Every entry that follows needs to be repeated exactly.

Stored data
--------------------------------------------------
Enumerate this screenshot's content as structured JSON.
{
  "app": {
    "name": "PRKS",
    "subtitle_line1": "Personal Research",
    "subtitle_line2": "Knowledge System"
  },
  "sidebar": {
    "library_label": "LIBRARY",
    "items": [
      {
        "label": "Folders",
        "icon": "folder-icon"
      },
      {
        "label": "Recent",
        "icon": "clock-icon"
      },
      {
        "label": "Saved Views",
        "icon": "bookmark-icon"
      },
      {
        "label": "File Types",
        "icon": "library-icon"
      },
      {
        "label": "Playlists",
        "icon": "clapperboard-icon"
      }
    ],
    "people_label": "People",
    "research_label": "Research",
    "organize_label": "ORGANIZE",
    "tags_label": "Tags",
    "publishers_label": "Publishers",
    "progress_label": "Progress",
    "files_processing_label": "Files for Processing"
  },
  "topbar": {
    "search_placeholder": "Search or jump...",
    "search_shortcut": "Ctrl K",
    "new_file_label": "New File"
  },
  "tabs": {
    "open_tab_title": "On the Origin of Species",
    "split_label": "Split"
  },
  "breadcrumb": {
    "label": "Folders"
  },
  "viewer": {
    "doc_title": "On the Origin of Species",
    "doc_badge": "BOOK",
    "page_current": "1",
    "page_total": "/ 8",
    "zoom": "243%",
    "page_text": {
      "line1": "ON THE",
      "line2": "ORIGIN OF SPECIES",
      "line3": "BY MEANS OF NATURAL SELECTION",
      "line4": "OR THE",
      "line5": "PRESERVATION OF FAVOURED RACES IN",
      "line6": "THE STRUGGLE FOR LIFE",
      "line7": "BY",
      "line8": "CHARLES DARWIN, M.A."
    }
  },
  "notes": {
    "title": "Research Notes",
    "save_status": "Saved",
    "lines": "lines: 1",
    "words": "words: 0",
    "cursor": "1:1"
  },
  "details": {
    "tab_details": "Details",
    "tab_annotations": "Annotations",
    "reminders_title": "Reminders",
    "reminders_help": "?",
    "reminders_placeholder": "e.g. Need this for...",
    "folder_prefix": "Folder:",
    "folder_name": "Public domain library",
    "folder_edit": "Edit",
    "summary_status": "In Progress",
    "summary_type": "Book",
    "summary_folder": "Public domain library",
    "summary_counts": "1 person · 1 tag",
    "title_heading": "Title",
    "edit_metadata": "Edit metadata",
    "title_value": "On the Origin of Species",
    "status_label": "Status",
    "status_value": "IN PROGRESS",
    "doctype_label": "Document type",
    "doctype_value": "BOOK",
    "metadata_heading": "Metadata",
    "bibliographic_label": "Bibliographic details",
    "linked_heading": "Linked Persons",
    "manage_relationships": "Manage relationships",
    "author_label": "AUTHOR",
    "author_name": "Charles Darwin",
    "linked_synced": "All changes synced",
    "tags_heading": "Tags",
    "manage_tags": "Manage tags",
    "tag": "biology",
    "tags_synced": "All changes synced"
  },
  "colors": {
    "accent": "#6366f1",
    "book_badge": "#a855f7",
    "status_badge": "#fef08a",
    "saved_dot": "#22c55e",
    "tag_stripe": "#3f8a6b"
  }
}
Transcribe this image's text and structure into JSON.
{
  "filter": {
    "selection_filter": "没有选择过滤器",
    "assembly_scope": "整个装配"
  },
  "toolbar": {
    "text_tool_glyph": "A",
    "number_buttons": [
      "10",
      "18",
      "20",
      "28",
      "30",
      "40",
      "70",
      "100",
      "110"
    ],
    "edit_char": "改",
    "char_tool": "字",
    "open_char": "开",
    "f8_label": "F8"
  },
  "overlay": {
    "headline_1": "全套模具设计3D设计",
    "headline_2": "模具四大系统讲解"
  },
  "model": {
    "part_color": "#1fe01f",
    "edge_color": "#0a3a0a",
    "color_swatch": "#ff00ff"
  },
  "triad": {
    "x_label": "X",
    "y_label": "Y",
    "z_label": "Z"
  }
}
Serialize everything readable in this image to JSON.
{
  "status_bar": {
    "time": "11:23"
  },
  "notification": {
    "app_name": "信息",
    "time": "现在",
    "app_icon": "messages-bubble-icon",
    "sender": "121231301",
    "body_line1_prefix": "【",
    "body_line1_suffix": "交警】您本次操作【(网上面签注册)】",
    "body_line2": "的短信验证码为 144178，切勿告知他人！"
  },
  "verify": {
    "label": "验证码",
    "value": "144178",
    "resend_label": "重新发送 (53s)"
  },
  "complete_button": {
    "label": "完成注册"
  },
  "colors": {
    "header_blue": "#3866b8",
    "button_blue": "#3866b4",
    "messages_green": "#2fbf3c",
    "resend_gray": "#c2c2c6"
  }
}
--------------------------------------------------
▸ **Output for this task**:
Enumerate this screenshot's content as structured JSON.
{
  "app": {
    "name": "PRKS",
    "subtitle_line1": "Personal Research",
    "subtitle_line2": "Knowledge System"
  },
  "sidebar": {
    "library_label": "LIBRARY",
    "items": [
      {
        "label": "Folders",
        "icon": "folder-icon"
      },
      {
        "label": "Recent",
        "icon": "clock-icon"
      },
      {
        "label": "Saved Views",
        "icon": "bookmark-icon"
      },
      {
        "label": "File Types",
        "icon": "library-icon"
      },
      {
        "label": "Playlists",
        "icon": "clapperboard-icon"
      }
    ],
    "people_label": "People",
    "research_label": "Research",
    "organize_label": "ORGANIZE",
    "tags_label": "Tags",
    "publishers_label": "Publishers",
    "progress_label": "Progress",
    "files_processing_label": "Files for Processing"
  },
  "topbar": {
    "search_placeholder": "Search or jump...",
    "search_shortcut": "Ctrl K",
    "new_file_label": "New File"
  },
  "tabs": {
    "open_tab_title": "On the Origin of Species",
    "split_label": "Split"
  },
  "breadcrumb": {
    "label": "Folders"
  },
  "viewer": {
    "doc_title": "On the Origin of Species",
    "doc_badge": "BOOK",
    "page_current": "1",
    "page_total": "/ 8",
    "zoom": "243%",
    "page_text": {
      "line1": "ON THE",
      "line2": "ORIGIN OF SPECIES",
      "line3": "BY MEANS OF NATURAL SELECTION",
      "line4": "OR THE",
      "line5": "PRESERVATION OF FAVOURED RACES IN",
      "line6": "THE STRUGGLE FOR LIFE",
      "line7": "BY",
      "line8": "CHARLES DARWIN, M.A."
    }
  },
  "notes": {
    "title": "Research Notes",
    "save_status": "Saved",
    "lines": "lines: 1",
    "words": "words: 0",
    "cursor": "1:1"
  },
  "details": {
    "tab_details": "Details",
    "tab_annotations": "Annotations",
    "reminders_title": "Reminders",
    "reminders_help": "?",
    "reminders_placeholder": "e.g. Need this for...",
    "folder_prefix": "Folder:",
    "folder_name": "Public domain library",
    "folder_edit": "Edit",
    "summary_status": "In Progress",
    "summary_type": "Book",
    "summary_folder": "Public domain library",
    "summary_counts": "1 person · 1 tag",
    "title_heading": "Title",
    "edit_metadata": "Edit metadata",
    "title_value": "On the Origin of Species",
    "status_label": "Status",
    "status_value": "IN PROGRESS",
    "doctype_label": "Document type",
    "doctype_value": "BOOK",
    "metadata_heading": "Metadata",
    "bibliographic_label": "Bibliographic details",
    "linked_heading": "Linked Persons",
    "manage_relationships": "Manage relationships",
    "author_label": "AUTHOR",
    "author_name": "Charles Darwin",
    "linked_synced": "All changes synced",
    "tags_heading": "Tags",
    "manage_tags": "Manage tags",
    "tag": "biology",
    "tags_synced": "All changes synced"
  },
  "colors": {
    "accent": "#6366f1",
    "book_badge": "#a855f7",
    "status_badge": "#fef08a",
    "saved_dot": "#22c55e",
    "tag_stripe": "#3f8a6b"
  }
}
Transcribe this image's text and structure into JSON.
{
  "filter": {
    "selection_filter": "没有选择过滤器",
    "assembly_scope": "整个装配"
  },
  "toolbar": {
    "text_tool_glyph": "A",
    "number_buttons": [
      "10",
      "18",
      "20",
      "28",
      "30",
      "40",
      "70",
      "100",
      "110"
    ],
    "edit_char": "改",
    "char_tool": "字",
    "open_char": "开",
    "f8_label": "F8"
  },
  "overlay": {
    "headline_1": "全套模具设计3D设计",
    "headline_2": "模具四大系统讲解"
  },
  "model": {
    "part_color": "#1fe01f",
    "edge_color": "#0a3a0a",
    "color_swatch": "#ff00ff"
  },
  "triad": {
    "x_label": "X",
    "y_label": "Y",
    "z_label": "Z"
  }
}
Serialize everything readable in this image to JSON.
{
  "status_bar": {
    "time": "11:23"
  },
  "notification": {
    "app_name": "信息",
    "time": "现在",
    "app_icon": "messages-bubble-icon",
    "sender": "121231301",
    "body_line1_prefix": "【",
    "body_line1_suffix": "交警】您本次操作【(网上面签注册)】",
    "body_line2": "的短信验证码为 144178，切勿告知他人！"
  },
  "verify": {
    "label": "验证码",
    "value": "144178",
    "resend_label": "重新发送 (53s)"
  },
  "complete_button": {
    "label": "完成注册"
  },
  "colors": {
    "header_blue": "#3866b8",
    "button_blue": "#3866b4",
    "messages_green": "#2fbf3c",
    "resend_gray": "#c2c2c6"
  }
}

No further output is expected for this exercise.